Cita per intero e senza modifiche il discorso su Papa Francesco.

### Testo di partenza
= = = = = = =

00:00Cari colleghi, è molto buffo che ciascuno di noi in qualche misura cerchi di accaparrarsi
00:08un pezzettino dell'eredità. Chi lo ricorda per i carcerati dimentica le sue parole sulla
00:15vita e sull'aborto. Chi lo ricorda per la famiglia tradizionale casualmente dimentica
00:22le posizioni sull'immigrazione. Una schifezza, diceva dei centri lager libici. La verità
00:28è che non era un politicare al Papa. E allora penso che si debba avere il coraggio di dire
00:33e di rendere testimonianza qui in quest'Aula, riunita solennemente in seduta comune grazie
00:38alla decisione dei nostri Presidenti, che c'è stata una grandissima lezione di laicità
00:44da parte di Papa Francesco. Io voglio renderne testimonianza. Perché in quel 2016 in cui
00:50avevo l'occasione, la grazia, di poterlo incontrare più volte per motivi istituzionali, stante
00:56il mio ruolo, in più di una circostanza l'ho incontrato da solo poco prima che il Parlamento
01:03votasse la legge sulle unioni civili, su cui larga parte del mondo cattolico aveva chiamato
01:09a raccolta una polemica straordinaria e molto forte. Mai Papa Francesco, anche in un solo incontro,
01:17mi ha detto alcunché sul fatto che il nostro Governo stesse permettere la fiducia su quel
01:23provvedimento. È il segno che lui ha rispettato le nostre idee molto più di quanto facciamo
01:28noi nel rispettare le sue. Perché è tipico dei farisei piangere e commuoversi per il
01:34Papa e poi non ricordare il grido di dolore che egli ci ha lasciato sui campi, sui centri,
01:43lager per i migranti. Era una sua ossessione. È tipico dei farisei ergerlo a icona del
01:52pensiero globale della sinistra e non ricordare le sue prescrizioni morali, perché faceva
01:57il Papa. E non c'è frase più laica di quella del Vangelo in cui si dice date a Cesare
02:03quello che è di Cesare e a Dio quello che è di Dio.

= = = = = = =

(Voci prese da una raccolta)
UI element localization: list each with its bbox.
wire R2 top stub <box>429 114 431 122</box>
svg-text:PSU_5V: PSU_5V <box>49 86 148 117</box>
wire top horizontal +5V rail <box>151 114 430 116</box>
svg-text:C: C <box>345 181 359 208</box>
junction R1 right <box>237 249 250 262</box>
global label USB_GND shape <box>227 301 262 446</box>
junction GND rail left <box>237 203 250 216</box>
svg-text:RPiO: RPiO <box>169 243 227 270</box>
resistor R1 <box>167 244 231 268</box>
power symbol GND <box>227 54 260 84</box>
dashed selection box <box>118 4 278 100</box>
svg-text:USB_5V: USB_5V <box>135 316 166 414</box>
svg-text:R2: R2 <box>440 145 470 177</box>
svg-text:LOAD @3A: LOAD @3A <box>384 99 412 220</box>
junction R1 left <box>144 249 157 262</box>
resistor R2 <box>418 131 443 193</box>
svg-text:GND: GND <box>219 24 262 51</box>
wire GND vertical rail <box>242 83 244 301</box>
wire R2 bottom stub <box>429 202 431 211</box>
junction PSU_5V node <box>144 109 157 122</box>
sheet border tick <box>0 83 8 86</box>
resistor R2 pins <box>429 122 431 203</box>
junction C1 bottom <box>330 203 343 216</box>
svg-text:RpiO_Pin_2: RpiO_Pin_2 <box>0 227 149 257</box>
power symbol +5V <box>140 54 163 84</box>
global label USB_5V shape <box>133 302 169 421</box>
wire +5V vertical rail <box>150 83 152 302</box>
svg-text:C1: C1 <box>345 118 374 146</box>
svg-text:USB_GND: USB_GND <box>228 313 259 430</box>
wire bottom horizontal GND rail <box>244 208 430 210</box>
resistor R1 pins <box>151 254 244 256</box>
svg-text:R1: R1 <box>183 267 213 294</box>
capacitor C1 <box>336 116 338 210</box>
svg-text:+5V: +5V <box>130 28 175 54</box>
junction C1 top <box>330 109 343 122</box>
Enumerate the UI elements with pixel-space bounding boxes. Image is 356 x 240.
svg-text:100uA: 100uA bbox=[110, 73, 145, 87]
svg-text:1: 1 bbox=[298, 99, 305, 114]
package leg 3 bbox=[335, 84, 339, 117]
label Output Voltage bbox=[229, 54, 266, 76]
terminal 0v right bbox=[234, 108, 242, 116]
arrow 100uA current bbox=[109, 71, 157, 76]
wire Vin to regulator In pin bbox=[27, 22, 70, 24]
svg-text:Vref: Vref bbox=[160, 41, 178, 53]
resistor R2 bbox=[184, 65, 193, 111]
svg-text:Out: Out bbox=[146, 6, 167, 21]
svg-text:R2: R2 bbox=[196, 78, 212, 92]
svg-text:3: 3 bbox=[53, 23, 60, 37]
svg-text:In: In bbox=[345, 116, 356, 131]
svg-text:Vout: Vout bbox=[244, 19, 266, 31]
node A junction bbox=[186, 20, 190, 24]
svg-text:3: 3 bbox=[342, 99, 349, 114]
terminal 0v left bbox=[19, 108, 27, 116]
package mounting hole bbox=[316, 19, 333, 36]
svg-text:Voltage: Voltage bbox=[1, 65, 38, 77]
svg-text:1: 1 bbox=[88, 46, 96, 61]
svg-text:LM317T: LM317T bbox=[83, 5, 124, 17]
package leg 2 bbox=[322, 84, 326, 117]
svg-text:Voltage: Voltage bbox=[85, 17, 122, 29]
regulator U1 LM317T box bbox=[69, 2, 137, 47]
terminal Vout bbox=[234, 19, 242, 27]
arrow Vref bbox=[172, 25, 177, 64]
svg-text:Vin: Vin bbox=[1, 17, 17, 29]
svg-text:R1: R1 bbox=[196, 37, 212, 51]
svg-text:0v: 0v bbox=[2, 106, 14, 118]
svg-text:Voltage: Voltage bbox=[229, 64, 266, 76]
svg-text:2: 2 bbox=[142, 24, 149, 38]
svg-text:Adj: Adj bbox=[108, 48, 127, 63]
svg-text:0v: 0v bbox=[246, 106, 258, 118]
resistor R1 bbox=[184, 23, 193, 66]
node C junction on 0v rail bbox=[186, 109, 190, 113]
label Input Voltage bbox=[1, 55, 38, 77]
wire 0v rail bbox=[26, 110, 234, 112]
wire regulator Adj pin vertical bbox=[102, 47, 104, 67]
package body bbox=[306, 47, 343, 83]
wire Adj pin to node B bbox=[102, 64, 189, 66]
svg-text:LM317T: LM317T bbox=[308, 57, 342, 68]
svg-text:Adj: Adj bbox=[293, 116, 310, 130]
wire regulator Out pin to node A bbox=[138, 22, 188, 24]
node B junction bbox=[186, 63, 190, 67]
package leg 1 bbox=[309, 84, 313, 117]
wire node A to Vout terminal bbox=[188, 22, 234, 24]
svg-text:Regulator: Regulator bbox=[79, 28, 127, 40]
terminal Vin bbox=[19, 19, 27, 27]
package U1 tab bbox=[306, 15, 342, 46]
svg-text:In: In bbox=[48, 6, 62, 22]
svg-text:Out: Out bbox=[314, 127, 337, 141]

= = = = = = =

### Svolgimento
00:00Cari colleghi, è molto buffo che ciascuno di noi in qualche misura cerchi di accaparrarsi
00:08un pezzettino dell'eredità. Chi lo ricorda per i carcerati dimentica le sue parole sulla
00:15vita e sull'aborto. Chi lo ricorda per la famiglia tradizionale casualmente dimentica
00:22le posizioni sull'immigrazione. Una schifezza, diceva dei centri lager libici. La verità
00:28è che non era un politicare al Papa. E allora penso che si debba avere il coraggio di dire
00:33e di rendere testimonianza qui in quest'Aula, riunita solennemente in seduta comune grazie
00:38alla decisione dei nostri Presidenti, che c'è stata una grandissima lezione di laicità
00:44da parte di Papa Francesco. Io voglio renderne testimonianza. Perché in quel 2016 in cui
00:50avevo l'occasione, la grazia, di poterlo incontrare più volte per motivi istituzionali, stante
00:56il mio ruolo, in più di una circostanza l'ho incontrato da solo poco prima che il Parlamento
01:03votasse la legge sulle unioni civili, su cui larga parte del mondo cattolico aveva chiamato
01:09a raccolta una polemica straordinaria e molto forte. Mai Papa Francesco, anche in un solo incontro,
01:17mi ha detto alcunché sul fatto che il nostro Governo stesse permettere la fiducia su quel
01:23provvedimento. È il segno che lui ha rispettato le nostre idee molto più di quanto facciamo
01:28noi nel rispettare le sue. Perché è tipico dei farisei piangere e commuoversi per il
01:34Papa e poi non ricordare il grido di dolore che egli ci ha lasciato sui campi, sui centri,
01:43lager per i migranti. Era una sua ossessione. È tipico dei farisei ergerlo a icona del
01:52pensiero globale della sinistra e non ricordare le sue prescrizioni morali, perché faceva
01:57il Papa. E non c'è frase più laica di quella del Vangelo in cui si dice date a Cesare
02:03quello che è di Cesare e a Dio quello che è di Dio.